>>>

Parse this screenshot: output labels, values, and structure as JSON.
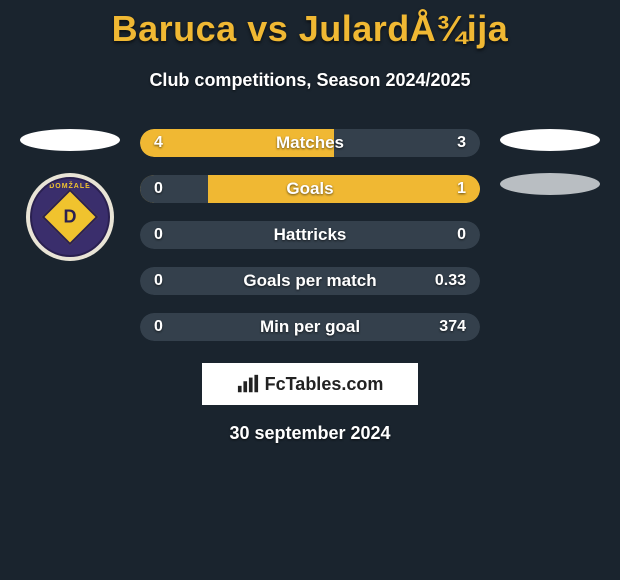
{
  "title": "Baruca vs JulardÅ¾ija",
  "subtitle": "Club competitions, Season 2024/2025",
  "date": "30 september 2024",
  "attribution": "FcTables.com",
  "colors": {
    "accent": "#f0b833",
    "dark_bar": "#34404c",
    "text": "#ffffff",
    "bg": "#1a242e"
  },
  "left_club_badge": {
    "top_text": "DOMŽALE",
    "letter": "D",
    "diamond_color": "#f0c32e",
    "inner_color": "#3a2e6c"
  },
  "stats": [
    {
      "label": "Matches",
      "left_value": "4",
      "right_value": "3",
      "left_width_pct": 57,
      "right_width_pct": 43,
      "left_color": "#f0b833",
      "right_color": "#34404c"
    },
    {
      "label": "Goals",
      "left_value": "0",
      "right_value": "1",
      "left_width_pct": 20,
      "right_width_pct": 80,
      "left_color": "#34404c",
      "right_color": "#f0b833"
    },
    {
      "label": "Hattricks",
      "left_value": "0",
      "right_value": "0",
      "left_width_pct": 100,
      "right_width_pct": 0,
      "left_color": "#34404c",
      "right_color": "#34404c"
    },
    {
      "label": "Goals per match",
      "left_value": "0",
      "right_value": "0.33",
      "left_width_pct": 100,
      "right_width_pct": 0,
      "left_color": "#34404c",
      "right_color": "#34404c"
    },
    {
      "label": "Min per goal",
      "left_value": "0",
      "right_value": "374",
      "left_width_pct": 100,
      "right_width_pct": 0,
      "left_color": "#34404c",
      "right_color": "#34404c"
    }
  ]
}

<<<

→ Set exercise:
Copy the whole listing above word for word but do not carry over the pictures.

→ Problem solution:
Parse this screenshot: output labels, values, and structure as JSON.
{
  "title": "Baruca vs JulardÅ¾ija",
  "subtitle": "Club competitions, Season 2024/2025",
  "date": "30 september 2024",
  "attribution": "FcTables.com",
  "colors": {
    "accent": "#f0b833",
    "dark_bar": "#34404c",
    "text": "#ffffff",
    "bg": "#1a242e"
  },
  "left_club_badge": {
    "top_text": "DOMŽALE",
    "letter": "D",
    "diamond_color": "#f0c32e",
    "inner_color": "#3a2e6c"
  },
  "stats": [
    {
      "label": "Matches",
      "left_value": "4",
      "right_value": "3",
      "left_width_pct": 57,
      "right_width_pct": 43,
      "left_color": "#f0b833",
      "right_color": "#34404c"
    },
    {
      "label": "Goals",
      "left_value": "0",
      "right_value": "1",
      "left_width_pct": 20,
      "right_width_pct": 80,
      "left_color": "#34404c",
      "right_color": "#f0b833"
    },
    {
      "label": "Hattricks",
      "left_value": "0",
      "right_value": "0",
      "left_width_pct": 100,
      "right_width_pct": 0,
      "left_color": "#34404c",
      "right_color": "#34404c"
    },
    {
      "label": "Goals per match",
      "left_value": "0",
      "right_value": "0.33",
      "left_width_pct": 100,
      "right_width_pct": 0,
      "left_color": "#34404c",
      "right_color": "#34404c"
    },
    {
      "label": "Min per goal",
      "left_value": "0",
      "right_value": "374",
      "left_width_pct": 100,
      "right_width_pct": 0,
      "left_color": "#34404c",
      "right_color": "#34404c"
    }
  ]
}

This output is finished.